[Collected data]
● ● ● ● ● ● ●
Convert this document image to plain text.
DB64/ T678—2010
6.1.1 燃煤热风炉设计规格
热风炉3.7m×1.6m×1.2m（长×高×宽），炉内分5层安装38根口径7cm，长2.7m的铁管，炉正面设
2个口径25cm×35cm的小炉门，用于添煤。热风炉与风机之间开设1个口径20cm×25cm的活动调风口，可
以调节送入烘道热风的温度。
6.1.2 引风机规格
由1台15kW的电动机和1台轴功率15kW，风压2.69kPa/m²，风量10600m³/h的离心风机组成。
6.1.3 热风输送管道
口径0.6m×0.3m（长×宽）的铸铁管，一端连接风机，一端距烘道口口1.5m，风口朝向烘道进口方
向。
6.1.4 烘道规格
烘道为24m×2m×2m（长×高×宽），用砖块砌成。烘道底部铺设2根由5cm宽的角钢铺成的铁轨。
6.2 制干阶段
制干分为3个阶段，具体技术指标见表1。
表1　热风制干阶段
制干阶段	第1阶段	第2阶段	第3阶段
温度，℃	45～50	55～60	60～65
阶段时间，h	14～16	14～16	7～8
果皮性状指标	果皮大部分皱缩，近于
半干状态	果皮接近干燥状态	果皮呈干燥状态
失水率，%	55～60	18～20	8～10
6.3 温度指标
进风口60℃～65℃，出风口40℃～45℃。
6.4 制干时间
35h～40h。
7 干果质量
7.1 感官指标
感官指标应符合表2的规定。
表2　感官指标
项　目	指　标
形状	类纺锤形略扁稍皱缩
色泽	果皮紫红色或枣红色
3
● ● ● ● ● ● ●
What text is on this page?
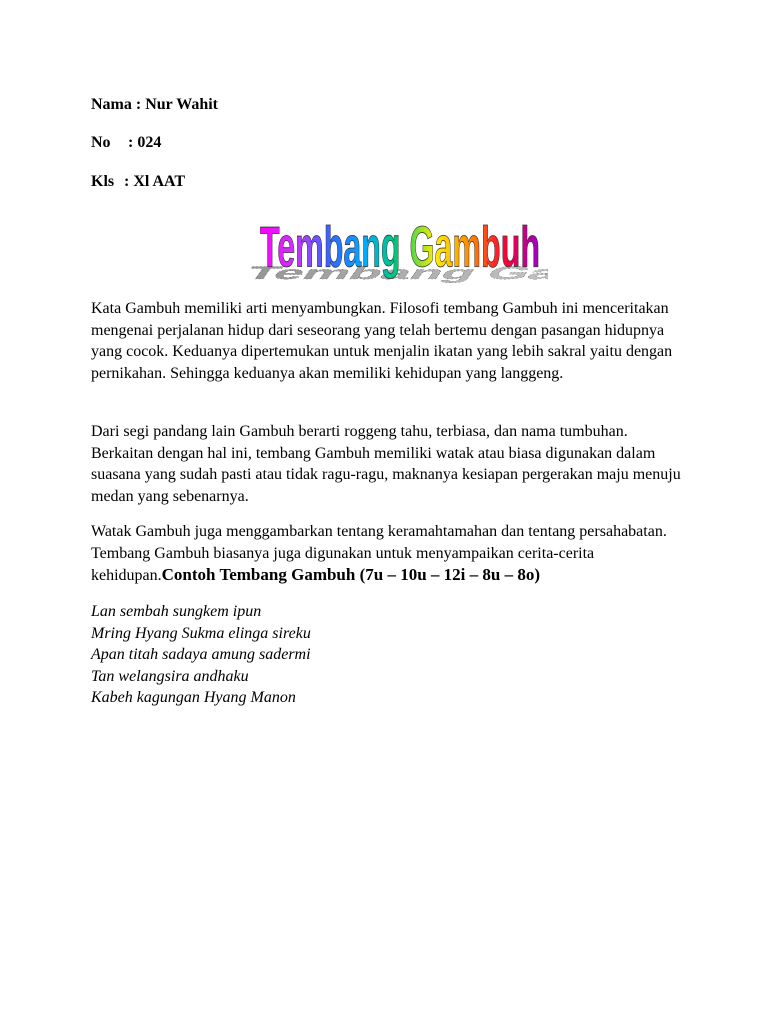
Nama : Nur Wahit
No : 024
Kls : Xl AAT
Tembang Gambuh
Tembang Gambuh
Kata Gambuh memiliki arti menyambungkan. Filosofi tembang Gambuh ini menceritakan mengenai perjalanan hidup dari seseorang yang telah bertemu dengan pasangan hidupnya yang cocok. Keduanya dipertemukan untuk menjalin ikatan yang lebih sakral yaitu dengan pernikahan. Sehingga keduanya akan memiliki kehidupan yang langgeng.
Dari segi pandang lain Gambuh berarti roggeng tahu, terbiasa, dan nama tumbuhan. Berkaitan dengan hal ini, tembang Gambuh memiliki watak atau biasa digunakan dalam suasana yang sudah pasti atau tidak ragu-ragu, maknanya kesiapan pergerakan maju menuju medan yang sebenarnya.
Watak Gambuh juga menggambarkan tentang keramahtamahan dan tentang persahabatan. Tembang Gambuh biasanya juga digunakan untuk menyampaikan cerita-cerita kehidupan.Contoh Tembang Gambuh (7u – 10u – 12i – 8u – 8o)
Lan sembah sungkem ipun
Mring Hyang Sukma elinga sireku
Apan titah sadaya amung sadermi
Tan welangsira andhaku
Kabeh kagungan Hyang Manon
● ● ● ● ● ● ●
◆ Problem to solve
Filter the data for the string "kehidupan" and copy every line that has it.

◆ Correct response
Kata Gambuh memiliki arti menyambungkan. Filosofi tembang Gambuh ini menceritakan mengenai perjalanan hidup dari seseorang yang telah bertemu dengan pasangan hidupnya yang cocok. Keduanya dipertemukan untuk menjalin ikatan yang lebih sakral yaitu dengan pernikahan. Sehingga keduanya akan memiliki kehidupan yang langgeng.
Watak Gambuh juga menggambarkan tentang keramahtamahan dan tentang persahabatan. Tembang Gambuh biasanya juga digunakan untuk menyampaikan cerita-cerita kehidupan.Contoh Tembang Gambuh (7u – 10u – 12i – 8u – 8o)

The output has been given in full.